**Stored records**
■ ■ ■ ■

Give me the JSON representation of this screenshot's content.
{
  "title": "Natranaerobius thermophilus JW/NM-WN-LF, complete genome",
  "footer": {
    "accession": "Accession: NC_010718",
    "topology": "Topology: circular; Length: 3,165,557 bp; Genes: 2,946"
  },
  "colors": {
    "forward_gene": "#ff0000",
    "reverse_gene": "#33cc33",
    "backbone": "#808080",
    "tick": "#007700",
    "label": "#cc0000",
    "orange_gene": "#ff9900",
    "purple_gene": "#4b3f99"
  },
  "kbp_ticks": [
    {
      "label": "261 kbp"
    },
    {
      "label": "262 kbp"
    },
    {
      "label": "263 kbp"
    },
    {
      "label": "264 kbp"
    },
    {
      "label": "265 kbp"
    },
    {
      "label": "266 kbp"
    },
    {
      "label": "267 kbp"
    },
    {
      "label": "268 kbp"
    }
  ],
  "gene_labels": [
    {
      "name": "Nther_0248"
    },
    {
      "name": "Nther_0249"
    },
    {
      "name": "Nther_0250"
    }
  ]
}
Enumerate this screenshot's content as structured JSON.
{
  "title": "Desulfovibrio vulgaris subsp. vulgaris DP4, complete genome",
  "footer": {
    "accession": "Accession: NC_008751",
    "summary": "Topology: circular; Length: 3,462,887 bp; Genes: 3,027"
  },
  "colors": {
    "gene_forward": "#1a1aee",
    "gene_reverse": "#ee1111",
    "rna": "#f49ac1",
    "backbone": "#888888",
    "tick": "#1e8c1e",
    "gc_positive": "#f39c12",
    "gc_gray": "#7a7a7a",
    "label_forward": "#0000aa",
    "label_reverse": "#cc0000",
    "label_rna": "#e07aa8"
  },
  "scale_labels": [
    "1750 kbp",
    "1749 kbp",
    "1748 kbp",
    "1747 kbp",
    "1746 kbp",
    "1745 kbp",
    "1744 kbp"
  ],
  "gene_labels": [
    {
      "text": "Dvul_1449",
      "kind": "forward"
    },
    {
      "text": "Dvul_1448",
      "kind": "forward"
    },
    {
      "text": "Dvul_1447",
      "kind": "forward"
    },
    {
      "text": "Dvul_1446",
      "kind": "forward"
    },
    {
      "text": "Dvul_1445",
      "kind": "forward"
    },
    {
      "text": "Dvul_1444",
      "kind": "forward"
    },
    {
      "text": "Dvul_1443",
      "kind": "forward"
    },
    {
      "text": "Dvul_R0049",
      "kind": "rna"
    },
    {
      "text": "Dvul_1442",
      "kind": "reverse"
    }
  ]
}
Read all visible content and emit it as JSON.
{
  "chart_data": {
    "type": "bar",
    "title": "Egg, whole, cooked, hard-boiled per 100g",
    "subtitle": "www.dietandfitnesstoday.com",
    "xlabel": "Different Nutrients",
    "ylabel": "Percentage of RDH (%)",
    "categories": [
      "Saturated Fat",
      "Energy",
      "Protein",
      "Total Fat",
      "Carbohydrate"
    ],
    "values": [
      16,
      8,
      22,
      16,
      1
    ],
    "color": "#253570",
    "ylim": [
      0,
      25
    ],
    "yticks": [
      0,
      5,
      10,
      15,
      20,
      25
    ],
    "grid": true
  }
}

■ ■ ■ ■

**WHAT YOU NEED TO DO**
Set every record down word for word, omitting none.

**THE ANSWER**
Give me the JSON representation of this screenshot's content.
{
  "title": "Natranaerobius thermophilus JW/NM-WN-LF, complete genome",
  "footer": {
    "accession": "Accession: NC_010718",
    "topology": "Topology: circular; Length: 3,165,557 bp; Genes: 2,946"
  },
  "colors": {
    "forward_gene": "#ff0000",
    "reverse_gene": "#33cc33",
    "backbone": "#808080",
    "tick": "#007700",
    "label": "#cc0000",
    "orange_gene": "#ff9900",
    "purple_gene": "#4b3f99"
  },
  "kbp_ticks": [
    {
      "label": "261 kbp"
    },
    {
      "label": "262 kbp"
    },
    {
      "label": "263 kbp"
    },
    {
      "label": "264 kbp"
    },
    {
      "label": "265 kbp"
    },
    {
      "label": "266 kbp"
    },
    {
      "label": "267 kbp"
    },
    {
      "label": "268 kbp"
    }
  ],
  "gene_labels": [
    {
      "name": "Nther_0248"
    },
    {
      "name": "Nther_0249"
    },
    {
      "name": "Nther_0250"
    }
  ]
}
Enumerate this screenshot's content as structured JSON.
{
  "title": "Desulfovibrio vulgaris subsp. vulgaris DP4, complete genome",
  "footer": {
    "accession": "Accession: NC_008751",
    "summary": "Topology: circular; Length: 3,462,887 bp; Genes: 3,027"
  },
  "colors": {
    "gene_forward": "#1a1aee",
    "gene_reverse": "#ee1111",
    "rna": "#f49ac1",
    "backbone": "#888888",
    "tick": "#1e8c1e",
    "gc_positive": "#f39c12",
    "gc_gray": "#7a7a7a",
    "label_forward": "#0000aa",
    "label_reverse": "#cc0000",
    "label_rna": "#e07aa8"
  },
  "scale_labels": [
    "1750 kbp",
    "1749 kbp",
    "1748 kbp",
    "1747 kbp",
    "1746 kbp",
    "1745 kbp",
    "1744 kbp"
  ],
  "gene_labels": [
    {
      "text": "Dvul_1449",
      "kind": "forward"
    },
    {
      "text": "Dvul_1448",
      "kind": "forward"
    },
    {
      "text": "Dvul_1447",
      "kind": "forward"
    },
    {
      "text": "Dvul_1446",
      "kind": "forward"
    },
    {
      "text": "Dvul_1445",
      "kind": "forward"
    },
    {
      "text": "Dvul_1444",
      "kind": "forward"
    },
    {
      "text": "Dvul_1443",
      "kind": "forward"
    },
    {
      "text": "Dvul_R0049",
      "kind": "rna"
    },
    {
      "text": "Dvul_1442",
      "kind": "reverse"
    }
  ]
}
Read all visible content and emit it as JSON.
{
  "chart_data": {
    "type": "bar",
    "title": "Egg, whole, cooked, hard-boiled per 100g",
    "subtitle": "www.dietandfitnesstoday.com",
    "xlabel": "Different Nutrients",
    "ylabel": "Percentage of RDH (%)",
    "categories": [
      "Saturated Fat",
      "Energy",
      "Protein",
      "Total Fat",
      "Carbohydrate"
    ],
    "values": [
      16,
      8,
      22,
      16,
      1
    ],
    "color": "#253570",
    "ylim": [
      0,
      25
    ],
    "yticks": [
      0,
      5,
      10,
      15,
      20,
      25
    ],
    "grid": true
  }
}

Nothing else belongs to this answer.